**Exercise prompt:** Retype everything in the listing, leaving each line exactly as it is.

— Begin Dataset content —

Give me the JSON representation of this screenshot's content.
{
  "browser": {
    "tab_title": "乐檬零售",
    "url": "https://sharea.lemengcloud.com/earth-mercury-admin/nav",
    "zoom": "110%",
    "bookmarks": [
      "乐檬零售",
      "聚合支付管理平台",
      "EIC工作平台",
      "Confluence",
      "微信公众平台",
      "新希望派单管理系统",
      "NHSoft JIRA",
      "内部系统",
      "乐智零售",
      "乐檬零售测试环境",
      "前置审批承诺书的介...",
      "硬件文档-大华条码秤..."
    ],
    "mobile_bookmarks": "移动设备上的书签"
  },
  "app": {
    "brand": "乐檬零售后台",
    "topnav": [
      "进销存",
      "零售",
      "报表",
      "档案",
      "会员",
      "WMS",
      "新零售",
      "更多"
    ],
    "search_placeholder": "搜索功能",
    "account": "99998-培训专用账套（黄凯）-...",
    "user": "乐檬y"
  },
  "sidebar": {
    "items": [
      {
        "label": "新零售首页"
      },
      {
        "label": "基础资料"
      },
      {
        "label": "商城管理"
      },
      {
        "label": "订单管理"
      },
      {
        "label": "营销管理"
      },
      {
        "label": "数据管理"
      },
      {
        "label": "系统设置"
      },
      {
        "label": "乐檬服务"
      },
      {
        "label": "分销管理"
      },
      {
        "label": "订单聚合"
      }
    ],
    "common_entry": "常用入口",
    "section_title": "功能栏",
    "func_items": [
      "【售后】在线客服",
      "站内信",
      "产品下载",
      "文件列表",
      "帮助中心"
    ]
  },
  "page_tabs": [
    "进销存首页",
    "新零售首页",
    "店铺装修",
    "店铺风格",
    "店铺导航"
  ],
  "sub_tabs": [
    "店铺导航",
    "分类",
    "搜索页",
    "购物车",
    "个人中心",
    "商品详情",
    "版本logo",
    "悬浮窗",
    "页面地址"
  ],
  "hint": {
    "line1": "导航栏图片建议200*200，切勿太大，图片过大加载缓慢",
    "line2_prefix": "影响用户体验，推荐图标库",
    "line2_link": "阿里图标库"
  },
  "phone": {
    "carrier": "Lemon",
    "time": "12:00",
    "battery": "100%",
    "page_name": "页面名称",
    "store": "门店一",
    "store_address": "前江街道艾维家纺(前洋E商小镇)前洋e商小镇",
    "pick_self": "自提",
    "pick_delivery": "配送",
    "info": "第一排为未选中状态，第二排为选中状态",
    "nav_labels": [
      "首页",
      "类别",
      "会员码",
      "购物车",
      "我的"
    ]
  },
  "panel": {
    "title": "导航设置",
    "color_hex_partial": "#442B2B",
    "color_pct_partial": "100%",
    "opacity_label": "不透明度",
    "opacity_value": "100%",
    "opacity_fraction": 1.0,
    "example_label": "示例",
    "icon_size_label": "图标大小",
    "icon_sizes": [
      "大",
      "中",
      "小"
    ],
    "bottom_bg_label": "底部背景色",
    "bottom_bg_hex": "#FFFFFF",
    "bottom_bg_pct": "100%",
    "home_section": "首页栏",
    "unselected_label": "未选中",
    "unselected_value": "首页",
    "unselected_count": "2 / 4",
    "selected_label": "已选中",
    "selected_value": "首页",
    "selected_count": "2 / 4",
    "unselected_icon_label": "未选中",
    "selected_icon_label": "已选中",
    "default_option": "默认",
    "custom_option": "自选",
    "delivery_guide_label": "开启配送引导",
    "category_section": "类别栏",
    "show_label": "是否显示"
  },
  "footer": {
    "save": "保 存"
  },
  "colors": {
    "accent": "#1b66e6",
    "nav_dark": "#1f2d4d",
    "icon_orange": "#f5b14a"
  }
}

— End Dataset content —

**Full response:**
Give me the JSON representation of this screenshot's content.
{
  "browser": {
    "tab_title": "乐檬零售",
    "url": "https://sharea.lemengcloud.com/earth-mercury-admin/nav",
    "zoom": "110%",
    "bookmarks": [
      "乐檬零售",
      "聚合支付管理平台",
      "EIC工作平台",
      "Confluence",
      "微信公众平台",
      "新希望派单管理系统",
      "NHSoft JIRA",
      "内部系统",
      "乐智零售",
      "乐檬零售测试环境",
      "前置审批承诺书的介...",
      "硬件文档-大华条码秤..."
    ],
    "mobile_bookmarks": "移动设备上的书签"
  },
  "app": {
    "brand": "乐檬零售后台",
    "topnav": [
      "进销存",
      "零售",
      "报表",
      "档案",
      "会员",
      "WMS",
      "新零售",
      "更多"
    ],
    "search_placeholder": "搜索功能",
    "account": "99998-培训专用账套（黄凯）-...",
    "user": "乐檬y"
  },
  "sidebar": {
    "items": [
      {
        "label": "新零售首页"
      },
      {
        "label": "基础资料"
      },
      {
        "label": "商城管理"
      },
      {
        "label": "订单管理"
      },
      {
        "label": "营销管理"
      },
      {
        "label": "数据管理"
      },
      {
        "label": "系统设置"
      },
      {
        "label": "乐檬服务"
      },
      {
        "label": "分销管理"
      },
      {
        "label": "订单聚合"
      }
    ],
    "common_entry": "常用入口",
    "section_title": "功能栏",
    "func_items": [
      "【售后】在线客服",
      "站内信",
      "产品下载",
      "文件列表",
      "帮助中心"
    ]
  },
  "page_tabs": [
    "进销存首页",
    "新零售首页",
    "店铺装修",
    "店铺风格",
    "店铺导航"
  ],
  "sub_tabs": [
    "店铺导航",
    "分类",
    "搜索页",
    "购物车",
    "个人中心",
    "商品详情",
    "版本logo",
    "悬浮窗",
    "页面地址"
  ],
  "hint": {
    "line1": "导航栏图片建议200*200，切勿太大，图片过大加载缓慢",
    "line2_prefix": "影响用户体验，推荐图标库",
    "line2_link": "阿里图标库"
  },
  "phone": {
    "carrier": "Lemon",
    "time": "12:00",
    "battery": "100%",
    "page_name": "页面名称",
    "store": "门店一",
    "store_address": "前江街道艾维家纺(前洋E商小镇)前洋e商小镇",
    "pick_self": "自提",
    "pick_delivery": "配送",
    "info": "第一排为未选中状态，第二排为选中状态",
    "nav_labels": [
      "首页",
      "类别",
      "会员码",
      "购物车",
      "我的"
    ]
  },
  "panel": {
    "title": "导航设置",
    "color_hex_partial": "#442B2B",
    "color_pct_partial": "100%",
    "opacity_label": "不透明度",
    "opacity_value": "100%",
    "opacity_fraction": 1.0,
    "example_label": "示例",
    "icon_size_label": "图标大小",
    "icon_sizes": [
      "大",
      "中",
      "小"
    ],
    "bottom_bg_label": "底部背景色",
    "bottom_bg_hex": "#FFFFFF",
    "bottom_bg_pct": "100%",
    "home_section": "首页栏",
    "unselected_label": "未选中",
    "unselected_value": "首页",
    "unselected_count": "2 / 4",
    "selected_label": "已选中",
    "selected_value": "首页",
    "selected_count": "2 / 4",
    "unselected_icon_label": "未选中",
    "selected_icon_label": "已选中",
    "default_option": "默认",
    "custom_option": "自选",
    "delivery_guide_label": "开启配送引导",
    "category_section": "类别栏",
    "show_label": "是否显示"
  },
  "footer": {
    "save": "保 存"
  },
  "colors": {
    "accent": "#1b66e6",
    "nav_dark": "#1f2d4d",
    "icon_orange": "#f5b14a"
  }
}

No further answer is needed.